● **Directions**:
Search the records below for the word "Maintain" and show every line where it occurs.

● **Listed entries**:
━━━━━━━━
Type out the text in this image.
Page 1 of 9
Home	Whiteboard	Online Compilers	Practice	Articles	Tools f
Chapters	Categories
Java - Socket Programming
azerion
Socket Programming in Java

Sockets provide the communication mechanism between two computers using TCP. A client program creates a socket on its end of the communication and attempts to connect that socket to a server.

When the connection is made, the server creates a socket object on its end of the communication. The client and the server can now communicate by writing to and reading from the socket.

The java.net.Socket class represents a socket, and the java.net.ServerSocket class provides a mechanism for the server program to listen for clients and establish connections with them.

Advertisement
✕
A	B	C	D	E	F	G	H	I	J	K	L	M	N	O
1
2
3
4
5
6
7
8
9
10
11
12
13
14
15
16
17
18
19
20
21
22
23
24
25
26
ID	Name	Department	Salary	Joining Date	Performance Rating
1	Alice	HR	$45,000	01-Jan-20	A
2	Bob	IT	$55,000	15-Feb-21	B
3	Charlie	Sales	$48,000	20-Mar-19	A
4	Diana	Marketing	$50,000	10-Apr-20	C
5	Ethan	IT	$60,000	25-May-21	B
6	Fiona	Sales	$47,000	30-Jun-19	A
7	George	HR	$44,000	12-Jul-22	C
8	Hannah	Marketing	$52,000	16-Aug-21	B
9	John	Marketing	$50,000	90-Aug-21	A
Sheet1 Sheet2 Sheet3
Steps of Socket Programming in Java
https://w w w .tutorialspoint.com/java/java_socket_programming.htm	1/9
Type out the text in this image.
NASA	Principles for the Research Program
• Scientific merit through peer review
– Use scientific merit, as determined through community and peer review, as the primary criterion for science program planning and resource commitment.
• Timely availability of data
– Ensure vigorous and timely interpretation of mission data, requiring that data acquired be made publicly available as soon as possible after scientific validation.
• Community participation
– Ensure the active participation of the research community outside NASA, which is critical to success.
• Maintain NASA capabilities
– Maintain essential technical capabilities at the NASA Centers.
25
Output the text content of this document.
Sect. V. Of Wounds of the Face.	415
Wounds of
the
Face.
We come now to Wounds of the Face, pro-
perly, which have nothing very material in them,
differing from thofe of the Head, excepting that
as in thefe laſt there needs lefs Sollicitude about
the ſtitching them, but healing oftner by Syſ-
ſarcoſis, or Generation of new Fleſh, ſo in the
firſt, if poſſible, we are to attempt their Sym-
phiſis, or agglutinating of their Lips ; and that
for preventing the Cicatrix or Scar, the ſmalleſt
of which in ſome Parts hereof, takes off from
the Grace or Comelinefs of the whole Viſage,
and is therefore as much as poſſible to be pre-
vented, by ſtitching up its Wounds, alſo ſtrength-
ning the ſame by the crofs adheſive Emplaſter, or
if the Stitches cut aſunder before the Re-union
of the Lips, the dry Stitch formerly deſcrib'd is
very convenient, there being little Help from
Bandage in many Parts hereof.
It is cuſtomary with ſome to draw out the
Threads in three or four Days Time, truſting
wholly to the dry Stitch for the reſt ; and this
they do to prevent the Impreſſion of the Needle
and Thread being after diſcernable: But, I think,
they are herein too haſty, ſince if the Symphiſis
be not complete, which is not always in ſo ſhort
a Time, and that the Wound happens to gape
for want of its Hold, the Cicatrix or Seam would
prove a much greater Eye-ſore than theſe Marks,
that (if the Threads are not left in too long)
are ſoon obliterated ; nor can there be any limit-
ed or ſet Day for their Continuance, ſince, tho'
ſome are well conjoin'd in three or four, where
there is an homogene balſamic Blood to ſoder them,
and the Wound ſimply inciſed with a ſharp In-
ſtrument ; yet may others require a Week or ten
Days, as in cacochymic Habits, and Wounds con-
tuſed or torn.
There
━━━━━━━━
● **Output for this exercise**:
• Maintain NASA capabilities
– Maintain essential technical capabilities at the NASA Centers.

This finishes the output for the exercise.